Instruction →
Every record must be written out once more, with nothing added or omitted.

Provided material →
_ _ _ _ _ _ _

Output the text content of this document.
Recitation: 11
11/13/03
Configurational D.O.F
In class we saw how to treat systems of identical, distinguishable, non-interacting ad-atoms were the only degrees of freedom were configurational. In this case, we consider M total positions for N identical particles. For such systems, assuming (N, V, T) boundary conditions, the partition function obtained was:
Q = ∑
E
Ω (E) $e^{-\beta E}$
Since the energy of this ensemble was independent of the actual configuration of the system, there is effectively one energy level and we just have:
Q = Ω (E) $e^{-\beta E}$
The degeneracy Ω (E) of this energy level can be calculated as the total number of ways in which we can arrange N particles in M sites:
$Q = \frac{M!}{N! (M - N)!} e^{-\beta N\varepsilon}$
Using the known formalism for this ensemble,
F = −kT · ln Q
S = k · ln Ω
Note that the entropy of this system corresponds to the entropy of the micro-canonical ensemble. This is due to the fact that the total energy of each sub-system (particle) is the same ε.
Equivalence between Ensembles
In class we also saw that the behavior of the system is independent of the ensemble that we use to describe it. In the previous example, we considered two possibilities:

_ _ _ _ _ _ _

The result →
Output the text content of this document.
Recitation: 11
11/13/03
Configurational D.O.F
In class we saw how to treat systems of identical, distinguishable, non-interacting ad-atoms were the only degrees of freedom were configurational. In this case, we consider M total positions for N identical particles. For such systems, assuming (N, V, T) boundary conditions, the partition function obtained was:
Q = ∑
E
Ω (E) $e^{-\beta E}$
Since the energy of this ensemble was independent of the actual configuration of the system, there is effectively one energy level and we just have:
Q = Ω (E) $e^{-\beta E}$
The degeneracy Ω (E) of this energy level can be calculated as the total number of ways in which we can arrange N particles in M sites:
$Q = \frac{M!}{N! (M - N)!} e^{-\beta N\varepsilon}$
Using the known formalism for this ensemble,
F = −kT · ln Q
S = k · ln Ω
Note that the entropy of this system corresponds to the entropy of the micro-canonical ensemble. This is due to the fact that the total energy of each sub-system (particle) is the same ε.
Equivalence between Ensembles
In class we also saw that the behavior of the system is independent of the ensemble that we use to describe it. In the previous example, we considered two possibilities:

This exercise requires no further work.